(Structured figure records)
----------

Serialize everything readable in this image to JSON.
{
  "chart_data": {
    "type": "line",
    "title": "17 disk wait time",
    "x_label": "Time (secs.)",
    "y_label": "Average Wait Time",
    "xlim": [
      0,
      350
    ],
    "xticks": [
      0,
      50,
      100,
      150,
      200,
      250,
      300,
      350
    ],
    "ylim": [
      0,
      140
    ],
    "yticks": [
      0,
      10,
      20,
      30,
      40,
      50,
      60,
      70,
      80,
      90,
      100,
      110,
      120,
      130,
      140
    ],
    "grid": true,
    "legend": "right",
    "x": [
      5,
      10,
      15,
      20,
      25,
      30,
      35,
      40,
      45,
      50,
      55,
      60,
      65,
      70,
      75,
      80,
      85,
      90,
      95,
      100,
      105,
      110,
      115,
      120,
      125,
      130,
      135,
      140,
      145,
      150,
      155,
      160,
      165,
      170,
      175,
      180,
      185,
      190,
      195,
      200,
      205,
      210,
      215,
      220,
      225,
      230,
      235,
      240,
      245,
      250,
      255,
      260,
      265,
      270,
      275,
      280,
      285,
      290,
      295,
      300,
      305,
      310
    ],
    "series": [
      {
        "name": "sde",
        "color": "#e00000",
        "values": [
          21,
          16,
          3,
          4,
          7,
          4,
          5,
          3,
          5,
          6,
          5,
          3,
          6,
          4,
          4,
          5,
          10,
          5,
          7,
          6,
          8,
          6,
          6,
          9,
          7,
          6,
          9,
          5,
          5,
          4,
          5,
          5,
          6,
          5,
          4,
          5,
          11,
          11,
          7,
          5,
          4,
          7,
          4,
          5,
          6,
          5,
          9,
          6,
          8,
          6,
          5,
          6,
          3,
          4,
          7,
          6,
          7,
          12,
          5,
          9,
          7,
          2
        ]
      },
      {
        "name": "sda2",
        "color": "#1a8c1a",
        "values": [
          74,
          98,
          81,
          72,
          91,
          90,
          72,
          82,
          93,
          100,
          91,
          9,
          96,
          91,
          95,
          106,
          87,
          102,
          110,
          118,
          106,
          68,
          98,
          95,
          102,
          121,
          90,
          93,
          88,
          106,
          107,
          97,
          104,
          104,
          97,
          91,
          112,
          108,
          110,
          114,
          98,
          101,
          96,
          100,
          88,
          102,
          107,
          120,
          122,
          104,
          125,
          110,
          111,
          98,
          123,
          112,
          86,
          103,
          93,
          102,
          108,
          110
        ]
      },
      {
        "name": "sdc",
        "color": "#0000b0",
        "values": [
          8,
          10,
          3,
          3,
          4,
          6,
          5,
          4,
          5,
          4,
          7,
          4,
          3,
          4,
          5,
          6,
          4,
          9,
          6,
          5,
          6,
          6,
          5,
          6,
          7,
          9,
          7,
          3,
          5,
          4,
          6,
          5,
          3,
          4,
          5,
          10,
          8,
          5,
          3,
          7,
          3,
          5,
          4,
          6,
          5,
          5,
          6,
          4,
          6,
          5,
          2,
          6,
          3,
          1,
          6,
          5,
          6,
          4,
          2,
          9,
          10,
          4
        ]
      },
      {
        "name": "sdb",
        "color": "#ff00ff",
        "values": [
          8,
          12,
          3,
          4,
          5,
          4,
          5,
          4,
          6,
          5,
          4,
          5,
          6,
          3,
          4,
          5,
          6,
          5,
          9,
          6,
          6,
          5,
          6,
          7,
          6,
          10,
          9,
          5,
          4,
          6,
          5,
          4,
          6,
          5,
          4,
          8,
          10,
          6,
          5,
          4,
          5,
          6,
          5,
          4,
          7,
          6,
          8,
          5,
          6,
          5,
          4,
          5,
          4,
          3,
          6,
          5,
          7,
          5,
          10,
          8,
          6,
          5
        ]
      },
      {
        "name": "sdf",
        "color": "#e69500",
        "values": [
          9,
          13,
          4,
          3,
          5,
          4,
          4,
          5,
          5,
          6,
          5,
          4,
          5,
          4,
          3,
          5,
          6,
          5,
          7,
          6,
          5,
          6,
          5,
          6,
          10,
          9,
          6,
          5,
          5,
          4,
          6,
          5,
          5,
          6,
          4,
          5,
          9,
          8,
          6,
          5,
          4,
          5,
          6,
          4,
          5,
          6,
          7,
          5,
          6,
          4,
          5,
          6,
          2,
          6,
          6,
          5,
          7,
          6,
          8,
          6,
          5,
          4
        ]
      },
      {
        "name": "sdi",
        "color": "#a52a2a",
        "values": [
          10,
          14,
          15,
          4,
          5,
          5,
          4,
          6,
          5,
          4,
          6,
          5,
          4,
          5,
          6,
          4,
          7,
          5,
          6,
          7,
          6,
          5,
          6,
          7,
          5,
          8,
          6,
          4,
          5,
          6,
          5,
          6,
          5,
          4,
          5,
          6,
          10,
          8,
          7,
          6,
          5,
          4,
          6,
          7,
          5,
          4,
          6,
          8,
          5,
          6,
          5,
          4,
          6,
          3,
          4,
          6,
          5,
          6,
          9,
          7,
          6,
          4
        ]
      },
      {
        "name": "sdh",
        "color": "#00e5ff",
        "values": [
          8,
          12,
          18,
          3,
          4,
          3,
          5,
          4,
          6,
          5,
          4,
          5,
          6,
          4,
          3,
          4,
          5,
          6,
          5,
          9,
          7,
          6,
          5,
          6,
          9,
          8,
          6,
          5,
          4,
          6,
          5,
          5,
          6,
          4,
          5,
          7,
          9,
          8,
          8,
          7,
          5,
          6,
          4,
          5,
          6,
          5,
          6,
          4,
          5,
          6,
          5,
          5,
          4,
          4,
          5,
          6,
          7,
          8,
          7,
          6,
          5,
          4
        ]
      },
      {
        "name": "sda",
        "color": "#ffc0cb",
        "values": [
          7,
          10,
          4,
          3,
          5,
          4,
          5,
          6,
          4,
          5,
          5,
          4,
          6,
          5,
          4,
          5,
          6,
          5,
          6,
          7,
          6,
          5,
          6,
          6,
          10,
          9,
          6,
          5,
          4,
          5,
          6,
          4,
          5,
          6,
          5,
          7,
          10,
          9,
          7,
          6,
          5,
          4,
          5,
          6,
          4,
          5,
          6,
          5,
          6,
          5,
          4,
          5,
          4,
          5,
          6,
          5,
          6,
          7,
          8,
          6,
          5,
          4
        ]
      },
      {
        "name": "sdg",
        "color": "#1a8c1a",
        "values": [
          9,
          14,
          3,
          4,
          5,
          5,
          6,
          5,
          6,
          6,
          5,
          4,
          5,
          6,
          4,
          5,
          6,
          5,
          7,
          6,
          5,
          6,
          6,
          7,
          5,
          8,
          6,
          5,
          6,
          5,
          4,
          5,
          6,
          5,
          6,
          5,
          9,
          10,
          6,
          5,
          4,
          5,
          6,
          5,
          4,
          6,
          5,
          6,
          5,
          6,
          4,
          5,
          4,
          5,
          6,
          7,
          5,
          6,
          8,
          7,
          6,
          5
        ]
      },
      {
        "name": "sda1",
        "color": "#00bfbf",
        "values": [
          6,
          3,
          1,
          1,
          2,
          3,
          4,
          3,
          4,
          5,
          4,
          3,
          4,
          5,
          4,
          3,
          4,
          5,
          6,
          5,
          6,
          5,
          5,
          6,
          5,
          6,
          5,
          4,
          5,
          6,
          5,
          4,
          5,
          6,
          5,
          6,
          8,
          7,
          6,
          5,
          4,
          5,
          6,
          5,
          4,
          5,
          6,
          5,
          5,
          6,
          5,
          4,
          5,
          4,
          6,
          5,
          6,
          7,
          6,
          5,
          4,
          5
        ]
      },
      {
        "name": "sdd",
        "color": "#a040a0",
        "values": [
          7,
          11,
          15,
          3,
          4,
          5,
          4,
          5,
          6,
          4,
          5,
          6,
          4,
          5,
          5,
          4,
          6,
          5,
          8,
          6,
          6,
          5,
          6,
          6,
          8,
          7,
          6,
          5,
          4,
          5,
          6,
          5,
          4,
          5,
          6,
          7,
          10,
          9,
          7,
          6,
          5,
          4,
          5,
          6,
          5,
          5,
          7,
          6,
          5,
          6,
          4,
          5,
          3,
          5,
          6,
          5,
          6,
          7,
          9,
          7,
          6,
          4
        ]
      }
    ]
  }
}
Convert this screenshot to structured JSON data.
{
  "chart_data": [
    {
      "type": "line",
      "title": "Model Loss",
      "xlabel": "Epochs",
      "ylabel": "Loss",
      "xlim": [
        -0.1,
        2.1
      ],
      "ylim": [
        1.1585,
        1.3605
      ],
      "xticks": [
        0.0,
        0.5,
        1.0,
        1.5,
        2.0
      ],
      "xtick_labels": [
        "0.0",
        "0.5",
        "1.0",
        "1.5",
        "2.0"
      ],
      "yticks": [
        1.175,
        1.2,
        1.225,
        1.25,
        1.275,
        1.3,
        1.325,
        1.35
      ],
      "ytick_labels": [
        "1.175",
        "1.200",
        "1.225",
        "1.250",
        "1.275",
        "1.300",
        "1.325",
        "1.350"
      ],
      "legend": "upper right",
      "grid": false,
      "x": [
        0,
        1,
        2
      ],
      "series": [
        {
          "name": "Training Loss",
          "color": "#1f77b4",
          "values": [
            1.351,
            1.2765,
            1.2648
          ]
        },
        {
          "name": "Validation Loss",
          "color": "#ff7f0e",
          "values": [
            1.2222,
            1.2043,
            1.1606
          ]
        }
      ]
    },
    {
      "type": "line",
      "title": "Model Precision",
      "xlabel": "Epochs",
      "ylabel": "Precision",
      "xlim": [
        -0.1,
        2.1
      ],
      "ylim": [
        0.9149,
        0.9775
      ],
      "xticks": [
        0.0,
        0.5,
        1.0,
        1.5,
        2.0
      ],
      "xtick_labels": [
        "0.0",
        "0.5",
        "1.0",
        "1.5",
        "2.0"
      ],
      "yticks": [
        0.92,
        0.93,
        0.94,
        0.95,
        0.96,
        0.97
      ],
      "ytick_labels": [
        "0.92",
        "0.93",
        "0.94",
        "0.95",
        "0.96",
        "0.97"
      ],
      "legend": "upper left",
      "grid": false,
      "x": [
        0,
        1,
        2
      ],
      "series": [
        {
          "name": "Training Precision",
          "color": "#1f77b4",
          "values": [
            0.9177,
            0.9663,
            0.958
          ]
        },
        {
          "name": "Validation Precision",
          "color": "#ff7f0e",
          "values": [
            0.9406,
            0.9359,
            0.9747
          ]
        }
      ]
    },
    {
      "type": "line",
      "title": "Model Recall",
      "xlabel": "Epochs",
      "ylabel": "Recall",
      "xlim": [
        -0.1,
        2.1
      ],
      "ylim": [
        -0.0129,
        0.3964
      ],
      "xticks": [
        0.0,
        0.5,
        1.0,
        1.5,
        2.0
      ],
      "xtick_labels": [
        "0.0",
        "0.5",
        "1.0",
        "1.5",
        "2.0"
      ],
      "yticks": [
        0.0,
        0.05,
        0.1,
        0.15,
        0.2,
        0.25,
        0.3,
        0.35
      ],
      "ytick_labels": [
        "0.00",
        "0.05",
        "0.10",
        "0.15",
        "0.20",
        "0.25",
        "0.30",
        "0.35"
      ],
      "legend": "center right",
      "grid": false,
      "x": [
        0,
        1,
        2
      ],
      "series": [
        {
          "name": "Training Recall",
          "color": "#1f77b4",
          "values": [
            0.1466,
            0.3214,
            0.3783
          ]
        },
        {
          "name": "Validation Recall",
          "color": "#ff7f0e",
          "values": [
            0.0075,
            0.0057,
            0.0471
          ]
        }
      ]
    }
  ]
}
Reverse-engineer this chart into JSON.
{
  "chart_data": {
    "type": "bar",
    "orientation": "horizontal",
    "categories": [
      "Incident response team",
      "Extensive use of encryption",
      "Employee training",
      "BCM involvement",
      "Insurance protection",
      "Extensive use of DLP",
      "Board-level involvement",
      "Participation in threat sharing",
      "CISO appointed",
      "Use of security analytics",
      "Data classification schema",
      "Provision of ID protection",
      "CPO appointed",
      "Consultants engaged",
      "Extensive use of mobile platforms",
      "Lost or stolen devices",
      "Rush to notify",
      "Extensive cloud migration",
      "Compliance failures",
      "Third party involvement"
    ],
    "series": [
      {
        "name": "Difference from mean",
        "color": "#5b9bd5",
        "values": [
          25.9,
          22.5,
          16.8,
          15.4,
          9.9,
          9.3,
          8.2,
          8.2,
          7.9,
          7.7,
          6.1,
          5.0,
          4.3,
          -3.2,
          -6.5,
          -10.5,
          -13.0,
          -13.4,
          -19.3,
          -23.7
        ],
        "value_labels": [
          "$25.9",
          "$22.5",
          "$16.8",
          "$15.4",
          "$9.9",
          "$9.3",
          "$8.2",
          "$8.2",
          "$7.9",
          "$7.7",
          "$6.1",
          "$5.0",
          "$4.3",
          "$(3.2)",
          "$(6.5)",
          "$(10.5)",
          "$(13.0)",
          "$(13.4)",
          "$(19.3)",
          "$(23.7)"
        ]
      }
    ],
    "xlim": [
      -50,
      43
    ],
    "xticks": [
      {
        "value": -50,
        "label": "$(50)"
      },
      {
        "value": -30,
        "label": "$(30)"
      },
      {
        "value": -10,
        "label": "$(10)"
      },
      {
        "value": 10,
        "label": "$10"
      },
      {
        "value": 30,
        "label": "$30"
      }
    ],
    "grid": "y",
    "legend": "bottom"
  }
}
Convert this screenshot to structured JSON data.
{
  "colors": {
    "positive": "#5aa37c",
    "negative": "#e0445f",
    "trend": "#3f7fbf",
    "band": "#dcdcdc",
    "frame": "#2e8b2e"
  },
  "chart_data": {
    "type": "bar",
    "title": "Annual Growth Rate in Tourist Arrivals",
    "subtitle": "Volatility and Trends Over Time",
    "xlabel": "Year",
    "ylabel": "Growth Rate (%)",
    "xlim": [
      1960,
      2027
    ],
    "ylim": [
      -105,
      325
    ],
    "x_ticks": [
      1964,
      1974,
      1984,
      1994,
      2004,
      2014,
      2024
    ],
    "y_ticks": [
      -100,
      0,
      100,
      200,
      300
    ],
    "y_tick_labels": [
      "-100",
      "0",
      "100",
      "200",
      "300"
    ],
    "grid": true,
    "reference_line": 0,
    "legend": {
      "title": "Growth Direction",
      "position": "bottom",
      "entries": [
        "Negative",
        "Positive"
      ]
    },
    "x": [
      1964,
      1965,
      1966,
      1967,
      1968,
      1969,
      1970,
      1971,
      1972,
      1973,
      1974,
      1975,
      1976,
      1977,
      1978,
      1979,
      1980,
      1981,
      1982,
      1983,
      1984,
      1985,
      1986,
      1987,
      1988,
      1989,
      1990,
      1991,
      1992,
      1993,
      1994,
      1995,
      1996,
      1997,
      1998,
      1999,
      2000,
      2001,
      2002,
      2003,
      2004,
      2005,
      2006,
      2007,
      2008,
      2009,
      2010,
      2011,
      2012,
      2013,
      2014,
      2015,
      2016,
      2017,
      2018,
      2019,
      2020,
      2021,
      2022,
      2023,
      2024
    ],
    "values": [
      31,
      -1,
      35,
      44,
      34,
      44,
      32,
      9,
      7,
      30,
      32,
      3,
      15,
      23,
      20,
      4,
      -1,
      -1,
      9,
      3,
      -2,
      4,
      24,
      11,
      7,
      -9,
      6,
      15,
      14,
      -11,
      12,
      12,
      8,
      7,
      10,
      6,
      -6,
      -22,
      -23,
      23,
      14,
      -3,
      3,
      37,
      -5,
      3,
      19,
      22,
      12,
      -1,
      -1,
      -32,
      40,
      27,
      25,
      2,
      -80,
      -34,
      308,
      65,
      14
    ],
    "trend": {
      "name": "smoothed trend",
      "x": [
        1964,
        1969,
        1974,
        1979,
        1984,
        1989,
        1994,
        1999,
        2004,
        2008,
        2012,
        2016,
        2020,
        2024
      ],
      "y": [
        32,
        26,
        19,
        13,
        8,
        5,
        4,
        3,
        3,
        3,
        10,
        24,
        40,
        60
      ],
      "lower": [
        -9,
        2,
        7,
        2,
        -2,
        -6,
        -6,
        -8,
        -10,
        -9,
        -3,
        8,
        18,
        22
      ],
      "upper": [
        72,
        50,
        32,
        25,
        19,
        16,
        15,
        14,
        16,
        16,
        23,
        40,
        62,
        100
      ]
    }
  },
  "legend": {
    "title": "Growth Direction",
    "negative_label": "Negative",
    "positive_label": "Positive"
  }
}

----------

#### [Exercise instructions]
Pick out the lines containing the string "Direction" and show them.

#### [Exercise solution]
      "title": "Growth Direction",
    "title": "Growth Direction",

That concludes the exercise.